* **Extracted text**:

During the photoshoot

One of the models doing some yoga poses during the photoshoot.

The night before the shoot I sent out a call sheet, which tells everyone coming to the shoot what time to get there and the address, and a shot list, which tells the models and photographer which shots we need to get for the shoot. I bought snacks and water, and made sure I had everyone's phone number. 

The shoot went great, we had a lot of fun and got all the shots we needed. Then it was my turn to edit them. I used to work as a retoucher, so that part was easy for me, but you may need to have your photographer do that, or learn some basic editing in Photoshop. 

I sent all the edited and unedited photos to the models, like I promised. Then I went to work creating the Amazon listings. I wanted to launch those as soon as possible. 

Amazon has very specific rules for what kind of product photos you can upload, so check those rules before you have your photoshoot.


One of my favorite photos from the shoot

Amazon requires UPC codes for every item they sell, so I had to buy them. There's a website that charges like $200 for 10 bar codes. You don't have to use them. I used BarCodesTalk and they worked just fine, and were only like $20 for 15. I needed a separate bar code for every size of every item. So 5 for the leggings, 5 for the bras, and 1 for the masks. 

Amazon listings can be pretty complicated. Amazon Seller Central is not very user friendly at all. I got stuck on US sizing charts, but I did eventually get help from customer service. I also had my friend Bryan help me with what to write in the listing. I looked at high sellers in the categories I wanted to be in, and wrote my descriptions in the same style, using lots of keywords and phrases. 

Then I had to print out the barcodes for everything I was sending to Amazon warehouses. I opted to do FBA which stands for Fulfilled by Amazon. That's where you send your items to an Amazon warehouse and then they pack and ship them whenever someone places an order. That way, your items can be purchased under Amazon Prime, and shipping is free for the customer. Amazon does take a bigger commission, but it's worth it because your items are included in Amazon Prime. 

My cat helping with packing for Amazon.

My cat, Noodle, helping with packing my Amazon warehouse shipment.

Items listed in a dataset
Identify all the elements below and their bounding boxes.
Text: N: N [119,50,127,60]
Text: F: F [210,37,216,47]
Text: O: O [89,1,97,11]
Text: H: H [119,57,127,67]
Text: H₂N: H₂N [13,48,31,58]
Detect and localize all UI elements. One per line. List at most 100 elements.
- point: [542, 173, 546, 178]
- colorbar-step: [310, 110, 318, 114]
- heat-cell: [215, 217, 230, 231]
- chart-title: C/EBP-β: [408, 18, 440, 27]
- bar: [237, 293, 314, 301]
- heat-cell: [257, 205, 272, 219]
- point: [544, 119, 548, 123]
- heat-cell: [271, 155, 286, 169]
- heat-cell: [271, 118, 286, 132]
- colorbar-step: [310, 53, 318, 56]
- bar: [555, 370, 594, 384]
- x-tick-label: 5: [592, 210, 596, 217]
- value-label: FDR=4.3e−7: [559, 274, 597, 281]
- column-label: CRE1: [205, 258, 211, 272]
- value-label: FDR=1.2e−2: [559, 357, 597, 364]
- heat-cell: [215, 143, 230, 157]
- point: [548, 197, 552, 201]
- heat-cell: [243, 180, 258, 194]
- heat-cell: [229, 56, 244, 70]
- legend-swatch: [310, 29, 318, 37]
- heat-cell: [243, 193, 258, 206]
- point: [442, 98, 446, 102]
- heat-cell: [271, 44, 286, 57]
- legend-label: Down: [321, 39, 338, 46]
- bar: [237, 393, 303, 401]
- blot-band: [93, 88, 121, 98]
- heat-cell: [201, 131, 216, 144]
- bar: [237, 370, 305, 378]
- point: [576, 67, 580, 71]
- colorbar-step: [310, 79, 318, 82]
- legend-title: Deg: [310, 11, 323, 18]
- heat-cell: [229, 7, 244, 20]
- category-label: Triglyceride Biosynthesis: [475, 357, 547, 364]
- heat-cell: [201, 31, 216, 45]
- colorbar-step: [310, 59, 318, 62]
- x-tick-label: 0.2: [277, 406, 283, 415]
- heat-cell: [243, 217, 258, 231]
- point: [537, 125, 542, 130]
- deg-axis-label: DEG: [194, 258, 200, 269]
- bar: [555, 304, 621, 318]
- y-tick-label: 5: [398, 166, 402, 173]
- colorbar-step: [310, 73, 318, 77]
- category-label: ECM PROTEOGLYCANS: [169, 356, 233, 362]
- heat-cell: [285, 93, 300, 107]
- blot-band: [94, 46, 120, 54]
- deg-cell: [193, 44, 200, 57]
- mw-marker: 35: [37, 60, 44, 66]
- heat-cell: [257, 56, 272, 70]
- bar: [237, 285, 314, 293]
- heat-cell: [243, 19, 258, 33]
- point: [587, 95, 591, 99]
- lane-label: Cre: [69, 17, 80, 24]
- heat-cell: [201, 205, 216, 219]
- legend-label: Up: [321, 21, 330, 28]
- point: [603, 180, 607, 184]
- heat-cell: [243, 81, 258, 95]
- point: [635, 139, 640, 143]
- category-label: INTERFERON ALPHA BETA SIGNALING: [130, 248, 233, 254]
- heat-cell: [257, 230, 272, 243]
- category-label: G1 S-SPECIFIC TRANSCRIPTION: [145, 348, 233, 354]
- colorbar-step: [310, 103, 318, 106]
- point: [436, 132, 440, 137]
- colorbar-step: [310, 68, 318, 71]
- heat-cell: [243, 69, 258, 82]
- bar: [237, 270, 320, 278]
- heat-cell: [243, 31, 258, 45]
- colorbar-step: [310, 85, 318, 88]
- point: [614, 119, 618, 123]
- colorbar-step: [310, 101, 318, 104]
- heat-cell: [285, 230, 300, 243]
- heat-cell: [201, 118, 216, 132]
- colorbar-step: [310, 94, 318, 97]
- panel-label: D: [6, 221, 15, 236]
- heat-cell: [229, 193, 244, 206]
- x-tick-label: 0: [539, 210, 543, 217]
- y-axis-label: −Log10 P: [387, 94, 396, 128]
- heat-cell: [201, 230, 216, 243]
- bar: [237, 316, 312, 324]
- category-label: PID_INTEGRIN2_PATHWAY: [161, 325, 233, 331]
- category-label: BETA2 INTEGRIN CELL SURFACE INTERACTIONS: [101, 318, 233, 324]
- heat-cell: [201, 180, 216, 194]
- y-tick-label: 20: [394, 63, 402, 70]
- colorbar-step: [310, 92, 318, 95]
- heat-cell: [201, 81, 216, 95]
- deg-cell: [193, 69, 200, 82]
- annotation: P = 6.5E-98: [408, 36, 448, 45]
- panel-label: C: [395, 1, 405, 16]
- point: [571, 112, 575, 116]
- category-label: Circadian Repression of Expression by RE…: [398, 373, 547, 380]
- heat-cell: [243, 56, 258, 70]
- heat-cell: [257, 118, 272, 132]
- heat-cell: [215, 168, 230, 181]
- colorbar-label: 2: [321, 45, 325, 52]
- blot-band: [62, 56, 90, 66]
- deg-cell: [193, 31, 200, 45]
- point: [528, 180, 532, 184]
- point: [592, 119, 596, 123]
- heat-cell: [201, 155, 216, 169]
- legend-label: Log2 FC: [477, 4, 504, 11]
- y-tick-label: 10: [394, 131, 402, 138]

* **Explore the material**:
**A.** From the account of the photoshoot and Amazon launch, list each product the author bought bar codes for.
**B.** Continue the account of the photoshoot and Amazon launch, picking up after its last line.

* **Per-task answers**:
**A.** Leggings, bras, masks

**B.**
Once the listings were up, I wore my new leggings to my capoeira class and told my classmates to buy them on Amazon if they wanted a pair. I had to send them a link because my listings where not showing up on Amazon search yet. I also asked them to leave a review if they liked it. Reviews are everything on Amazon and you have to have them. 

Then I started on my website. Initially, I chose WordPress hosted at GoDaddy because I had a lot of experience building WordPress sites. It was great for a while, but my site would occasionally go down and I would have to get on the phone with GoDaddy support to straighten it out. I switched to Shopify, hoping that it was a more stable platform. It is more stable, but it doesn't get as much organic traffic as my WordPress site used to. I kind of regret it because the whole thing was a hassle and I ended up hiring a Shopify "expert" who didn't do the work they promised and I had to get my credit card company to reverse the charge.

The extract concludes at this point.